GOAL OF THE EXERCISE:
Using the data below, copy each line that includes the word "JSON".

*-*-*

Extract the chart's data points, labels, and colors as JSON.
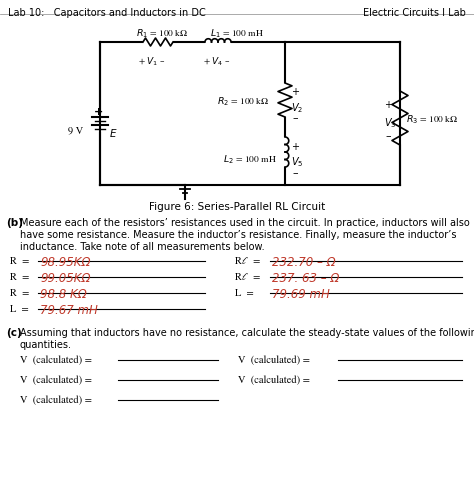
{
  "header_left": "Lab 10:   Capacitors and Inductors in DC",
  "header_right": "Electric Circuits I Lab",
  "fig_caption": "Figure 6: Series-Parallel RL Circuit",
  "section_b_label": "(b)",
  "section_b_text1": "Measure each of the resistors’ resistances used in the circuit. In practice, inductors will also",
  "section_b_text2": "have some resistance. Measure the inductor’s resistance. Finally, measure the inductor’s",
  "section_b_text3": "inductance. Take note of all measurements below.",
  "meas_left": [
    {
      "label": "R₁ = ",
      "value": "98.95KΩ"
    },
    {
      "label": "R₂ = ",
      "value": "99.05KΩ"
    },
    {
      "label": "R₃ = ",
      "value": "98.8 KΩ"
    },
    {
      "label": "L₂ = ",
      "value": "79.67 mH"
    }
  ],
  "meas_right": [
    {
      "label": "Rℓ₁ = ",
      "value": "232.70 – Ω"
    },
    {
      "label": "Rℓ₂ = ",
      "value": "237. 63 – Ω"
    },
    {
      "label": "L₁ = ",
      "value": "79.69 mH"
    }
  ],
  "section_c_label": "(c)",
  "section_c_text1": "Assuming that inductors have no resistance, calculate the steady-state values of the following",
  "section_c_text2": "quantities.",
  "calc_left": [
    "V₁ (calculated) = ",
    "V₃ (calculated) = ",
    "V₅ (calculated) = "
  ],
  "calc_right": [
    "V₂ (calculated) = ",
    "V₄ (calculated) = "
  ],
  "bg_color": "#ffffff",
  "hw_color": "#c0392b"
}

*-*-*

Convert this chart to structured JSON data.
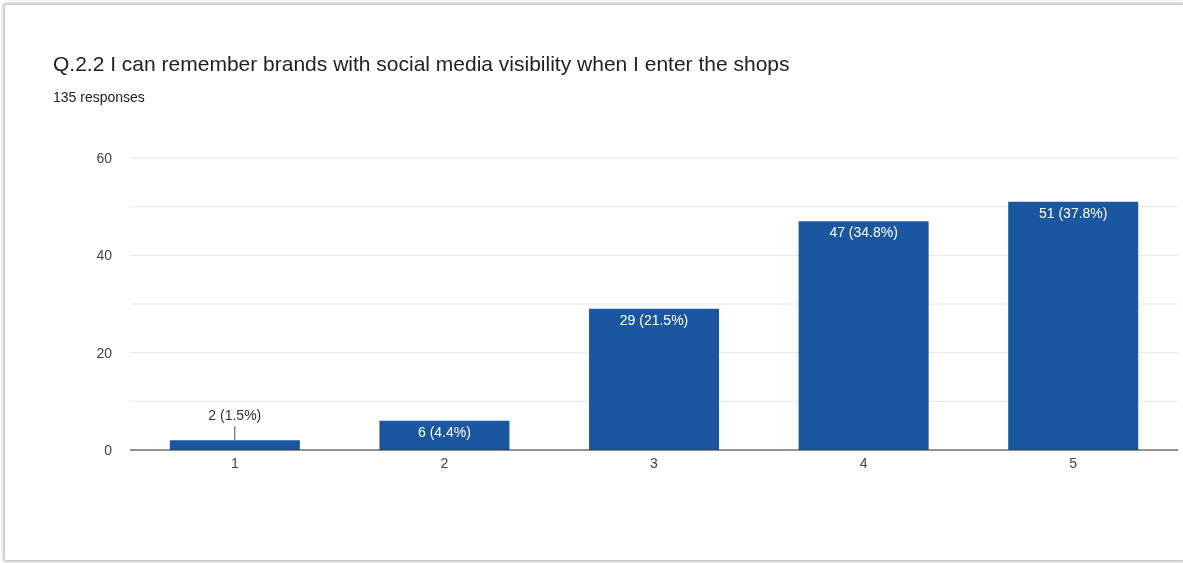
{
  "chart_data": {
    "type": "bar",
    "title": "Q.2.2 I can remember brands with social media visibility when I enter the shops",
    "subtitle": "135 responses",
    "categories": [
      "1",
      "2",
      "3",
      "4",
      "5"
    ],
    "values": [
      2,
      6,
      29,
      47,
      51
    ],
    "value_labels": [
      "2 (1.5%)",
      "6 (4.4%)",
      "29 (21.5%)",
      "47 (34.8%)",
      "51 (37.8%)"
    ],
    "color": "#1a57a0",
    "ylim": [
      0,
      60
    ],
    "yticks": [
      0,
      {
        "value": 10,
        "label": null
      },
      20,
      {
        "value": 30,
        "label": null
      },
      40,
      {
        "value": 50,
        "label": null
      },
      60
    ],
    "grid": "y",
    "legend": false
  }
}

*-*-*

OUTPUT OF THE EXERCISE:
Extract the chart's data points, labels, and colors as JSON.
Convert this chart to structured JSON data.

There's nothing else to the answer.